◆ THE TASK ◆
Write the records below out in full, character for character, with no pictures.

Data entries for graphics
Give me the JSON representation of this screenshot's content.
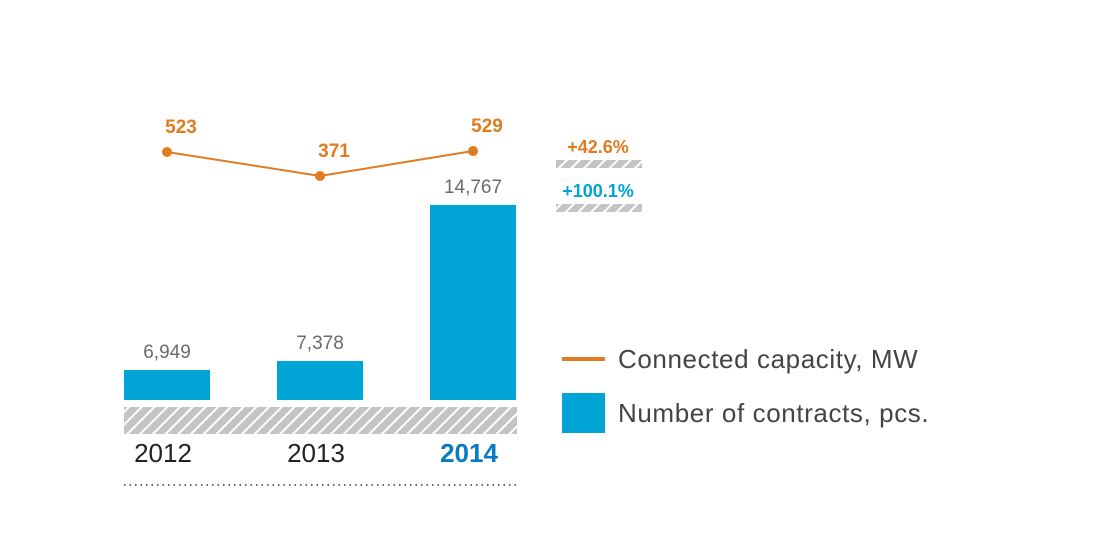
{
  "chart_data": {
    "type": "bar+line",
    "categories": [
      "2012",
      "2013",
      "2014"
    ],
    "highlight_category": "2014",
    "series": [
      {
        "name": "Number of contracts, pcs.",
        "type": "bar",
        "values": [
          6949,
          7378,
          14767
        ],
        "labels": [
          "6,949",
          "7,378",
          "14,767"
        ],
        "color": "#00a5d6"
      },
      {
        "name": "Connected capacity, MW",
        "type": "line",
        "values": [
          523,
          371,
          529
        ],
        "labels": [
          "523",
          "371",
          "529"
        ],
        "color": "#e07b1f"
      }
    ],
    "bar_ylim": [
      5530,
      15000
    ],
    "changes": [
      {
        "label": "+42.6%",
        "series": "Connected capacity, MW",
        "color": "#e07b1f"
      },
      {
        "label": "+100.1%",
        "series": "Number of contracts, pcs.",
        "color": "#00a5d6"
      }
    ],
    "legend": [
      {
        "label": "Connected capacity, MW",
        "shape": "line",
        "color": "#e07b1f"
      },
      {
        "label": "Number of contracts, pcs.",
        "shape": "square",
        "color": "#00a5d6"
      }
    ],
    "legend_placement": "right",
    "grid": false
  }
}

◆ WRITTEN SOLUTION ◆
Give me the JSON representation of this screenshot's content.
{
  "chart_data": {
    "type": "bar+line",
    "categories": [
      "2012",
      "2013",
      "2014"
    ],
    "highlight_category": "2014",
    "series": [
      {
        "name": "Number of contracts, pcs.",
        "type": "bar",
        "values": [
          6949,
          7378,
          14767
        ],
        "labels": [
          "6,949",
          "7,378",
          "14,767"
        ],
        "color": "#00a5d6"
      },
      {
        "name": "Connected capacity, MW",
        "type": "line",
        "values": [
          523,
          371,
          529
        ],
        "labels": [
          "523",
          "371",
          "529"
        ],
        "color": "#e07b1f"
      }
    ],
    "bar_ylim": [
      5530,
      15000
    ],
    "changes": [
      {
        "label": "+42.6%",
        "series": "Connected capacity, MW",
        "color": "#e07b1f"
      },
      {
        "label": "+100.1%",
        "series": "Number of contracts, pcs.",
        "color": "#00a5d6"
      }
    ],
    "legend": [
      {
        "label": "Connected capacity, MW",
        "shape": "line",
        "color": "#e07b1f"
      },
      {
        "label": "Number of contracts, pcs.",
        "shape": "square",
        "color": "#00a5d6"
      }
    ],
    "legend_placement": "right",
    "grid": false
  }
}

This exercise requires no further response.